Directions for this task:
Answer these questions using the USAID passage.
1. What does the passage say rapid globalization and urbanization have turned public health into?
2. Which country was the largest recipient in fiscal year 2023, and how much did it receive?
3. Which country received 1.8 billion dollars?

With the United States Agency for International Development ripped to pieces, CDC censorship and other ‘America-first’ policies, we seem to be entering an end to an era — the era of public health. Rapid globalization and urbanization have morphed public health into a global security issue. Without the controversial soft power the US exerted through USAID, there would be serious health, security and environmental degradation domestically and abroad. USAID is going away whether we like it or not, so the first big question is where that money goes.
A large chunk of their budget goes to Ukraine; the rest is dispersed throughout Asia, Sub-Saharan Africa and the world. The Pew Research Center reports that Ukraine was the largest recipient in the fiscal year 2023 — almost 17 billion dollars, followed by Israel, which received 3.3 billion, and Ethiopia, which received 1.8 billion. Unfortunately, information on USAID has been increasingly hard to find. Much has been scrubbed or tainted by disinformation from Republican lawmakers, who claim that it’s funding sex change operations in third-world countries, but clearly, cutting USAID has dramatic global security implications, with both Ukraine and Israel locked in extremely sensitive geopolitical conflicts.

Listed records:
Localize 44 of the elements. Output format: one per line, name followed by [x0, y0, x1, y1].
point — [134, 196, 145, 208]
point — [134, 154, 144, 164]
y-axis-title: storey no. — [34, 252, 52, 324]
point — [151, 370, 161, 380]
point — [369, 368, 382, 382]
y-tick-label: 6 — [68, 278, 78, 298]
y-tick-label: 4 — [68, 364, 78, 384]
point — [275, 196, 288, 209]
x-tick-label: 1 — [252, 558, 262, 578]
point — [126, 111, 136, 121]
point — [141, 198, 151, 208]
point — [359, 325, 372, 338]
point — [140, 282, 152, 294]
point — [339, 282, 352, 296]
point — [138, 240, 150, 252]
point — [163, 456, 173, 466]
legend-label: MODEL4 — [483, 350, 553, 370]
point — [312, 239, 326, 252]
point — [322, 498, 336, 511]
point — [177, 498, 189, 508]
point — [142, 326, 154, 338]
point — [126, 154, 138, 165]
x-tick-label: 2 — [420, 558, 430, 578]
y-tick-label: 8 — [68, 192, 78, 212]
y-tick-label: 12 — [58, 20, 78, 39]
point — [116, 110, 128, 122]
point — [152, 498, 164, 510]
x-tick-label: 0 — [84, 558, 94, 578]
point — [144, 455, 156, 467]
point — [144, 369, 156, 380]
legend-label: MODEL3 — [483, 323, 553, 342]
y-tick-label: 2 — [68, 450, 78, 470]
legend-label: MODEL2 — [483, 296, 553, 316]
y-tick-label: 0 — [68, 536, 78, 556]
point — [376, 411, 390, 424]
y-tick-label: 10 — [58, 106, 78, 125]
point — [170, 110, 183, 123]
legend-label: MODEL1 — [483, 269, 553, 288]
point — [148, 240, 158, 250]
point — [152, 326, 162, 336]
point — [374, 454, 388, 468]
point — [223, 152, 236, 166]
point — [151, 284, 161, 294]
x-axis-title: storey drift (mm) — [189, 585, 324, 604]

Reply to the task:
1. A global security issue.
2. Ukraine, with almost 17 billion dollars.
3. Ethiopia.